- [Given request A]:
Retype the lines of the entries from the start through the line holding "toc-entry[interactable] bbox=[44, 740, 552, 752]", inclusive.

>> START Source excerpt

Abandon

To cease work on a well which is non-productive, to plug off the well with cement plugs and salvage all recoverable equipment. Also used in the context of field abandonment. (Oil & Gas UK)

Acid stimulation

Form of hydrochloric acid is pumped down well hole to enlarge pore space in oil bearing rocks to increase flow and recovery.

Additives

Non-hydrocarbon compounds added to or blended with a product to modify its properties (2009/119/EC)

Appraisal Well

A well drilled as part of an appraisal drilling programme which is carried out to determine the physical extent, reserves and likely production rate of a field. (Oil & Gas UK)

Barrel

A unit of volume measurement used for petroleum and its products (7.3 barrels = 1 ton: 6.29 barrels = 1 cubic metre). (Oil & Gas UK)

>> END Source excerpt

- [Given request B]:
Rewrite the oil and gas glossary between "Non-hydrocarbon compounds added" and "metre). (Oil & Gas UK)", inclusive, changing "petroleum" to "crude oil".

>> START Dataset records

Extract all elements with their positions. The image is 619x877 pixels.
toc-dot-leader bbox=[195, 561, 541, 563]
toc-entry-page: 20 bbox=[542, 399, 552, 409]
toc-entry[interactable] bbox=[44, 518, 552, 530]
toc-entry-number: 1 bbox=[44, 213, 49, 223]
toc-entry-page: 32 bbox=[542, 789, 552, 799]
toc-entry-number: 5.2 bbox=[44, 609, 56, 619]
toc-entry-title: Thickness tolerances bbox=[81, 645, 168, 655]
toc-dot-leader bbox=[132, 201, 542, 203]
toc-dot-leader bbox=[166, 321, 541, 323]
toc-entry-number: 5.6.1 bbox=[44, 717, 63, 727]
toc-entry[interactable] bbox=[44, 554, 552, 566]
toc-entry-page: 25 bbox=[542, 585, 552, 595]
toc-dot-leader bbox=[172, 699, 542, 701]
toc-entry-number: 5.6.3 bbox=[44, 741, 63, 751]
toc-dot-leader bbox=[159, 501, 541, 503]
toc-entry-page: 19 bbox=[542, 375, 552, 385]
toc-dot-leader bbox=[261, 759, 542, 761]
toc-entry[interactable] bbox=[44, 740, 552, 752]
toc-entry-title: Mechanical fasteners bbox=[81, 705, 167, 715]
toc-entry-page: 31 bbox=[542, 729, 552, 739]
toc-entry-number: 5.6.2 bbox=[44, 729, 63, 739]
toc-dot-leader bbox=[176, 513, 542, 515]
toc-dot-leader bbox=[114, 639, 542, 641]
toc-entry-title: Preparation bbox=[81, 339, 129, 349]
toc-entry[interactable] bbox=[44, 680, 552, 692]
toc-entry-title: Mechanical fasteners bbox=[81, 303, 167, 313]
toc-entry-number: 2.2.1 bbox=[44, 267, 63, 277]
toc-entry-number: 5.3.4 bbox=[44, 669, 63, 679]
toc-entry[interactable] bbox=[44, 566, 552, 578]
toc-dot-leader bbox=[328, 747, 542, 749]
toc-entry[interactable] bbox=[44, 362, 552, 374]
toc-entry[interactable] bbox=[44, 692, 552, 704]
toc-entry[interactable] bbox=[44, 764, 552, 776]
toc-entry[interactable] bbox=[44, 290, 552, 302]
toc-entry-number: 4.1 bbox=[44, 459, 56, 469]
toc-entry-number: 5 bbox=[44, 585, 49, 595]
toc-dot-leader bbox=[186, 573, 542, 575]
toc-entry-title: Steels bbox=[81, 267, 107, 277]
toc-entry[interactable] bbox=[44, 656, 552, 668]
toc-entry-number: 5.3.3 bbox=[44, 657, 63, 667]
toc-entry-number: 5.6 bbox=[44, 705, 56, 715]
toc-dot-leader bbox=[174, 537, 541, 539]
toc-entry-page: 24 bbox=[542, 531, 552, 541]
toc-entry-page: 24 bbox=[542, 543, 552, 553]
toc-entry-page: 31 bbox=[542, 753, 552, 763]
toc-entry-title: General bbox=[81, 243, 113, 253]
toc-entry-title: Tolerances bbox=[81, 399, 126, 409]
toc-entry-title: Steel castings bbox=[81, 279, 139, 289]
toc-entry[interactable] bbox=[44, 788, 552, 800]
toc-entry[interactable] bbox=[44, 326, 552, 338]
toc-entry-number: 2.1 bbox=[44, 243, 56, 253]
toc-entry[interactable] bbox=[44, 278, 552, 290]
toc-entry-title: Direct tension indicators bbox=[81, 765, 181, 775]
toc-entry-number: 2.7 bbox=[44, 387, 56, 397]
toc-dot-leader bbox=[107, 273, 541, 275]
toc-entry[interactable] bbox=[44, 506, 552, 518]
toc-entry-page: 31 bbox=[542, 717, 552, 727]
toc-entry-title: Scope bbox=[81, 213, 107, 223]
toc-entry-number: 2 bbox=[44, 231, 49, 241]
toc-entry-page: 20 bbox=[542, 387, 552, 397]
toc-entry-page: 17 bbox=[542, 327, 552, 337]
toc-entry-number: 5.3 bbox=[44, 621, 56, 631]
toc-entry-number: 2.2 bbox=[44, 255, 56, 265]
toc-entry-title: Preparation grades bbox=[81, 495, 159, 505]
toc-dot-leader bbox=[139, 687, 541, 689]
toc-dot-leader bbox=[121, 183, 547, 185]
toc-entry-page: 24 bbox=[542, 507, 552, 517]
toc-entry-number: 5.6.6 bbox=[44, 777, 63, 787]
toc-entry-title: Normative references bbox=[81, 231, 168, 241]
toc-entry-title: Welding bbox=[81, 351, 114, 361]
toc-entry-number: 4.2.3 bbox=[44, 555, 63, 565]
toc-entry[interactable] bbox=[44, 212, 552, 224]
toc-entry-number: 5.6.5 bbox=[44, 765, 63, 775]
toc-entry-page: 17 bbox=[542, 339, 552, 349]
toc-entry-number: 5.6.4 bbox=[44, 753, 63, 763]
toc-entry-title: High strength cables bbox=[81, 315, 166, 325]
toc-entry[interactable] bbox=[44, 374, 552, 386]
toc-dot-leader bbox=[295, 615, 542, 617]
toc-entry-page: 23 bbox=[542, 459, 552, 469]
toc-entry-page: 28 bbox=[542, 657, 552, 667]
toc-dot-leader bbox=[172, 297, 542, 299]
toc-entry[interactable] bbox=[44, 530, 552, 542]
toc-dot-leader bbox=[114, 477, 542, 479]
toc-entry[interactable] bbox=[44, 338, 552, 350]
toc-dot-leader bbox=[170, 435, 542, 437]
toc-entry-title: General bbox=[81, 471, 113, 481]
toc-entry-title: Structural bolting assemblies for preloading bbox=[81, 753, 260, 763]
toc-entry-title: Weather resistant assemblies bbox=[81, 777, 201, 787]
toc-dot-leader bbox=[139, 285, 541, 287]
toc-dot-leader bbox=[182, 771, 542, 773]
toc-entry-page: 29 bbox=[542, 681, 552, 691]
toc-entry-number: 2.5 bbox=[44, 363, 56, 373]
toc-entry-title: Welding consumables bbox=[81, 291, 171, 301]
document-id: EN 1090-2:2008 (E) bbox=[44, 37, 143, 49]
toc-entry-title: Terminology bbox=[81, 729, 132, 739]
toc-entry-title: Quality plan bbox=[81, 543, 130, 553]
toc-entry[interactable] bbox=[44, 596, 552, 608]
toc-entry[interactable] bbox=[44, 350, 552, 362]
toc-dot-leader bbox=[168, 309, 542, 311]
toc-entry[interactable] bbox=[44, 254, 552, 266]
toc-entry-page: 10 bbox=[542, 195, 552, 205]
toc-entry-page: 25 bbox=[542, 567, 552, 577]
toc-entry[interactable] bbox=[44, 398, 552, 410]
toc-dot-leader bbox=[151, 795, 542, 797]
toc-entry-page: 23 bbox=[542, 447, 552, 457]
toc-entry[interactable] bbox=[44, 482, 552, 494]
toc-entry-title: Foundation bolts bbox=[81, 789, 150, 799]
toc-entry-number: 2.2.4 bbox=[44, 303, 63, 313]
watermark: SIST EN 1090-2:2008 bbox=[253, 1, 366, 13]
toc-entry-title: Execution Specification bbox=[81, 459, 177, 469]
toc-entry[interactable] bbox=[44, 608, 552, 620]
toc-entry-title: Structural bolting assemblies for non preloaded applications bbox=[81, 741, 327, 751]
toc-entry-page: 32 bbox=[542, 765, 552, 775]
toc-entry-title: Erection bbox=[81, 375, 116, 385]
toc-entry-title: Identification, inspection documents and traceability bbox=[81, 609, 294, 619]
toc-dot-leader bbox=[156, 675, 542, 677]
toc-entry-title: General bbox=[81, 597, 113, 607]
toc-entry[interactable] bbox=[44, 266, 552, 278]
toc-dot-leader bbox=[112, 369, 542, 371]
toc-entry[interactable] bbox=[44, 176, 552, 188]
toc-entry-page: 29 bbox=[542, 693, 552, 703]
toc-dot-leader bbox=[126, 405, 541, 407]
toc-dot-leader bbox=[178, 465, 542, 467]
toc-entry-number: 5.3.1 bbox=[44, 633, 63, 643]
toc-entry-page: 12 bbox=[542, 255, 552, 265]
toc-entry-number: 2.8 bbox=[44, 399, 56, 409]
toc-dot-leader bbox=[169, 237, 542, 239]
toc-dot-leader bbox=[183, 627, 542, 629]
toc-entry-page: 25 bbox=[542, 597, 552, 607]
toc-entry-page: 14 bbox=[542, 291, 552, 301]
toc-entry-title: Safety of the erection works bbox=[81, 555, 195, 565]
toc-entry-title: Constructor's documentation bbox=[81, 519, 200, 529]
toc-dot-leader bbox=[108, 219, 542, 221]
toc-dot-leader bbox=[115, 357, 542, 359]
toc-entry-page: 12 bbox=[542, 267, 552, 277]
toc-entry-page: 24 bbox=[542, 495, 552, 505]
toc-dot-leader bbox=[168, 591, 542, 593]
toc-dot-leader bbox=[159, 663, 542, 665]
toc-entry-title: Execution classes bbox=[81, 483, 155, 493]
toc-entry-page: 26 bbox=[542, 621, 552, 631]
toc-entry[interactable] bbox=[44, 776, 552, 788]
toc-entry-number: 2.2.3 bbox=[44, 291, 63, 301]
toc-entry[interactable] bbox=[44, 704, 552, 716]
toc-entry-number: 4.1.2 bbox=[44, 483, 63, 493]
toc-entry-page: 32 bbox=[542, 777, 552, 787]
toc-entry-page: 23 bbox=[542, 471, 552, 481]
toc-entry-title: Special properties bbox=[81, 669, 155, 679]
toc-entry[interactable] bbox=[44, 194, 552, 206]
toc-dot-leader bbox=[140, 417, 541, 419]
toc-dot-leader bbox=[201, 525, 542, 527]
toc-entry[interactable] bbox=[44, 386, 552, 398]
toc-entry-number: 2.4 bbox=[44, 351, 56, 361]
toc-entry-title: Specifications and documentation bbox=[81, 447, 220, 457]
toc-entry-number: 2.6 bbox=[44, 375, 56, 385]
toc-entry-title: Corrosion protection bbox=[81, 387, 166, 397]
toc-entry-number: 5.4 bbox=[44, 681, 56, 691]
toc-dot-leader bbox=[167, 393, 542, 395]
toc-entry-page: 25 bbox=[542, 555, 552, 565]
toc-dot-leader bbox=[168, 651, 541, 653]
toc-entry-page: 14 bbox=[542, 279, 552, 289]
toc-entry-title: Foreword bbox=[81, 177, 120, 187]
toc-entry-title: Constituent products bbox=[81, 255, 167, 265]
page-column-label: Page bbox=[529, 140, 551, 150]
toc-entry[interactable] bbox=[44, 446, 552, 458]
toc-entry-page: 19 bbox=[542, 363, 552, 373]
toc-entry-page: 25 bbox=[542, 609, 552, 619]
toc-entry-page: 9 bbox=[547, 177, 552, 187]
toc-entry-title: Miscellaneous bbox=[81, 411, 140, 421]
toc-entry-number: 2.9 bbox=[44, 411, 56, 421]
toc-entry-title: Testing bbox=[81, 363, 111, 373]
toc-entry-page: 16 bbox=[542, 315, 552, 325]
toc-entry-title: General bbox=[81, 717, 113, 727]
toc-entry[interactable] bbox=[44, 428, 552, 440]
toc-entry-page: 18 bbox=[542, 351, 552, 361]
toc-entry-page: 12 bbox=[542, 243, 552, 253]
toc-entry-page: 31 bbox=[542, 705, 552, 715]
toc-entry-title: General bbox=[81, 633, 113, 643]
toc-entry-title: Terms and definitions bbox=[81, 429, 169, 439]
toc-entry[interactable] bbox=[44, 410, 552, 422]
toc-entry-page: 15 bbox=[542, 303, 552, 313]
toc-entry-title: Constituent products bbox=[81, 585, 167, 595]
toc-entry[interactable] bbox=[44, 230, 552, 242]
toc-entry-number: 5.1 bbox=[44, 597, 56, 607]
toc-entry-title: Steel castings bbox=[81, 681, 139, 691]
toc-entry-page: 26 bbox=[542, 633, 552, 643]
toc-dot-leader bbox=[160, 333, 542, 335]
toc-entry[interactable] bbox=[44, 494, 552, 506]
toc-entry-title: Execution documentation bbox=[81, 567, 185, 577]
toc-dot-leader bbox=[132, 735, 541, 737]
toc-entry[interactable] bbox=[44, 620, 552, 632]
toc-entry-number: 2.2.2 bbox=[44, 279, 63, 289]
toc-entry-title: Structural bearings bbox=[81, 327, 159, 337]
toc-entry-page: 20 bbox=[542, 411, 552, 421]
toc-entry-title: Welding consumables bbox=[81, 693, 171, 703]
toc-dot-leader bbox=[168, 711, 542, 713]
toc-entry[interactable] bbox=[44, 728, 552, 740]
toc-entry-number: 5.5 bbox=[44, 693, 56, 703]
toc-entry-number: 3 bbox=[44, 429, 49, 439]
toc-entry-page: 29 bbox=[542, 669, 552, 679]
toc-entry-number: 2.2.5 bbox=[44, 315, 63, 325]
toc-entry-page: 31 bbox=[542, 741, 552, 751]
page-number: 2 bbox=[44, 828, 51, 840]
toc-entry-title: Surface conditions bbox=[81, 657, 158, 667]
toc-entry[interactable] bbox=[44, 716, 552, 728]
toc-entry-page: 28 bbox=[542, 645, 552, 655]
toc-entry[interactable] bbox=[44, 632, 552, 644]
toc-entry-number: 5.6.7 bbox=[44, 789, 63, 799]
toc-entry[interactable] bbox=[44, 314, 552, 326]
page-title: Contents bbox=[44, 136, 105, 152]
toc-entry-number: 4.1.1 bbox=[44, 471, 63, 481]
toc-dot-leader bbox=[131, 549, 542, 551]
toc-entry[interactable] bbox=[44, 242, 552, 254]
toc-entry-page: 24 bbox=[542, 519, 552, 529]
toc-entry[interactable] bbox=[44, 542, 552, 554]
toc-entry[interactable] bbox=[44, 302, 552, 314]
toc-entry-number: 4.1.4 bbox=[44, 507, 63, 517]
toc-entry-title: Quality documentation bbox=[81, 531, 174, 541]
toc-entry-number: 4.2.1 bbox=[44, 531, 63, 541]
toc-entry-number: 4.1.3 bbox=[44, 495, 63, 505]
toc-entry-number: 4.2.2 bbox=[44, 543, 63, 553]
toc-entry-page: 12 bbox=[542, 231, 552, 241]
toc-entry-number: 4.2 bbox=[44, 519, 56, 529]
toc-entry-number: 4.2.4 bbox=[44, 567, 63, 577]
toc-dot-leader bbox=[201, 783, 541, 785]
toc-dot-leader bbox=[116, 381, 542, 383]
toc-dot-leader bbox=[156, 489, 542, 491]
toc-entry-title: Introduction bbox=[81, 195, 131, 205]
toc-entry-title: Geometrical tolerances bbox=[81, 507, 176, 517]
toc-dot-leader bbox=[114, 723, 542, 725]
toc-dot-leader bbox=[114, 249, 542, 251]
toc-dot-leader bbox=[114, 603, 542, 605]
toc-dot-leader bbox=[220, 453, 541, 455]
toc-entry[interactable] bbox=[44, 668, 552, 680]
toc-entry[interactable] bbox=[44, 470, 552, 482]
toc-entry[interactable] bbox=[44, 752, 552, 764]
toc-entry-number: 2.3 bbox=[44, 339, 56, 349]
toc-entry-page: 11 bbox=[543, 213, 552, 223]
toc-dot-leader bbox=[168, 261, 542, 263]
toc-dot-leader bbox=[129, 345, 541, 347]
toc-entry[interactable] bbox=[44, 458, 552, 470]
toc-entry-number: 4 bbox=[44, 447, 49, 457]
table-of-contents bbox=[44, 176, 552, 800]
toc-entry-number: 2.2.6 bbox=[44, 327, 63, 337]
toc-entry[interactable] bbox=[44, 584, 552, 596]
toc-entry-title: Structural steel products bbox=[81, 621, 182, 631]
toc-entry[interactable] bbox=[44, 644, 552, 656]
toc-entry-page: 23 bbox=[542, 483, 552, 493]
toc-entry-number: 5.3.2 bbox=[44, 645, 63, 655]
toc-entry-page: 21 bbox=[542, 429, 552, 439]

>> END Dataset records

- [Right answer A]:
Extract all elements with their positions. The image is 619x877 pixels.
toc-dot-leader bbox=[195, 561, 541, 563]
toc-entry-page: 20 bbox=[542, 399, 552, 409]
toc-entry[interactable] bbox=[44, 518, 552, 530]
toc-entry-number: 1 bbox=[44, 213, 49, 223]
toc-entry-page: 32 bbox=[542, 789, 552, 799]
toc-entry-number: 5.2 bbox=[44, 609, 56, 619]
toc-entry-title: Thickness tolerances bbox=[81, 645, 168, 655]
toc-dot-leader bbox=[132, 201, 542, 203]
toc-dot-leader bbox=[166, 321, 541, 323]
toc-entry-number: 5.6.1 bbox=[44, 717, 63, 727]
toc-entry[interactable] bbox=[44, 554, 552, 566]
toc-entry-page: 25 bbox=[542, 585, 552, 595]
toc-dot-leader bbox=[172, 699, 542, 701]
toc-entry-number: 5.6.3 bbox=[44, 741, 63, 751]
toc-dot-leader bbox=[159, 501, 541, 503]
toc-entry-page: 19 bbox=[542, 375, 552, 385]
toc-dot-leader bbox=[261, 759, 542, 761]
toc-entry[interactable] bbox=[44, 740, 552, 752]

- [Right answer B]:
Non-hydrocarbon compounds added to or blended with a product to modify its properties (2009/119/EC)

Appraisal Well

A well drilled as part of an appraisal drilling programme which is carried out to determine the physical extent, reserves and likely production rate of a field. (Oil & Gas UK)

Barrel

A unit of volume measurement used for crude oil and its products (7.3 barrels = 1 ton: 6.29 barrels = 1 cubic metre). (Oil & Gas UK)